» **Problem to work on**: Each line should be copied exactly.

[Begin Source records]

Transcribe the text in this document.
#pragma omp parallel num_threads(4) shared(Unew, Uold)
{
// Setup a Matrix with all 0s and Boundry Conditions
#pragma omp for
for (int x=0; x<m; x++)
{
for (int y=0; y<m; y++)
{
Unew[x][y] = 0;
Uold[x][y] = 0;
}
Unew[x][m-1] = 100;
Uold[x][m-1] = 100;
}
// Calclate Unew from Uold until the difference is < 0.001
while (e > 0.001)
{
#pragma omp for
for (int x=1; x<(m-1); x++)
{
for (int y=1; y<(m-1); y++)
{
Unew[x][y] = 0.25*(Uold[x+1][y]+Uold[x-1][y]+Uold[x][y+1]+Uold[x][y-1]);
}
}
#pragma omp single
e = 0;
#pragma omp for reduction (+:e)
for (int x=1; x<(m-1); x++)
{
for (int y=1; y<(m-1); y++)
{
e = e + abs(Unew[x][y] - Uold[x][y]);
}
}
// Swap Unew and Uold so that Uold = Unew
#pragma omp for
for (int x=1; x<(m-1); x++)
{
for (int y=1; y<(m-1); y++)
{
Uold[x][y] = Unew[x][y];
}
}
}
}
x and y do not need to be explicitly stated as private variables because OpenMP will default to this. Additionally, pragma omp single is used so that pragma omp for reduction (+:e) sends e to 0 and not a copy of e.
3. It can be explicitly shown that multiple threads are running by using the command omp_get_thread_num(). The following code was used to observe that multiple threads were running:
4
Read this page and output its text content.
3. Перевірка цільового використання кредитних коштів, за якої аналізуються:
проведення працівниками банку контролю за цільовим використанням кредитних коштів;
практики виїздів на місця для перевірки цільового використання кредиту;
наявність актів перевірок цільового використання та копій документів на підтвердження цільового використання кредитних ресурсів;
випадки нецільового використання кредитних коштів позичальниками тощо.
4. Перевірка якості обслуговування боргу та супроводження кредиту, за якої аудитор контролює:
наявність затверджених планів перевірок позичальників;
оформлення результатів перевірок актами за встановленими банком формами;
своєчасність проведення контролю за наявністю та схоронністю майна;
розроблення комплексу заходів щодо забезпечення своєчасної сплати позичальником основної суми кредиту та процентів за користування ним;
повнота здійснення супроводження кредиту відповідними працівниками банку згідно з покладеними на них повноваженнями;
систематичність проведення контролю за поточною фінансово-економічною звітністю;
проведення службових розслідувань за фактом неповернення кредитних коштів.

[End Source records]

» **Answer to the task**:
Transcribe the text in this document.
#pragma omp parallel num_threads(4) shared(Unew, Uold)
{
// Setup a Matrix with all 0s and Boundry Conditions
#pragma omp for
for (int x=0; x<m; x++)
{
for (int y=0; y<m; y++)
{
Unew[x][y] = 0;
Uold[x][y] = 0;
}
Unew[x][m-1] = 100;
Uold[x][m-1] = 100;
}
// Calclate Unew from Uold until the difference is < 0.001
while (e > 0.001)
{
#pragma omp for
for (int x=1; x<(m-1); x++)
{
for (int y=1; y<(m-1); y++)
{
Unew[x][y] = 0.25*(Uold[x+1][y]+Uold[x-1][y]+Uold[x][y+1]+Uold[x][y-1]);
}
}
#pragma omp single
e = 0;
#pragma omp for reduction (+:e)
for (int x=1; x<(m-1); x++)
{
for (int y=1; y<(m-1); y++)
{
e = e + abs(Unew[x][y] - Uold[x][y]);
}
}
// Swap Unew and Uold so that Uold = Unew
#pragma omp for
for (int x=1; x<(m-1); x++)
{
for (int y=1; y<(m-1); y++)
{
Uold[x][y] = Unew[x][y];
}
}
}
}
x and y do not need to be explicitly stated as private variables because OpenMP will default to this. Additionally, pragma omp single is used so that pragma omp for reduction (+:e) sends e to 0 and not a copy of e.
3. It can be explicitly shown that multiple threads are running by using the command omp_get_thread_num(). The following code was used to observe that multiple threads were running:
4
Read this page and output its text content.
3. Перевірка цільового використання кредитних коштів, за якої аналізуються:
проведення працівниками банку контролю за цільовим використанням кредитних коштів;
практики виїздів на місця для перевірки цільового використання кредиту;
наявність актів перевірок цільового використання та копій документів на підтвердження цільового використання кредитних ресурсів;
випадки нецільового використання кредитних коштів позичальниками тощо.
4. Перевірка якості обслуговування боргу та супроводження кредиту, за якої аудитор контролює:
наявність затверджених планів перевірок позичальників;
оформлення результатів перевірок актами за встановленими банком формами;
своєчасність проведення контролю за наявністю та схоронністю майна;
розроблення комплексу заходів щодо забезпечення своєчасної сплати позичальником основної суми кредиту та процентів за користування ним;
повнота здійснення супроводження кредиту відповідними працівниками банку згідно з покладеними на них повноваженнями;
систематичність проведення контролю за поточною фінансово-економічною звітністю;
проведення службових розслідувань за фактом неповернення кредитних коштів.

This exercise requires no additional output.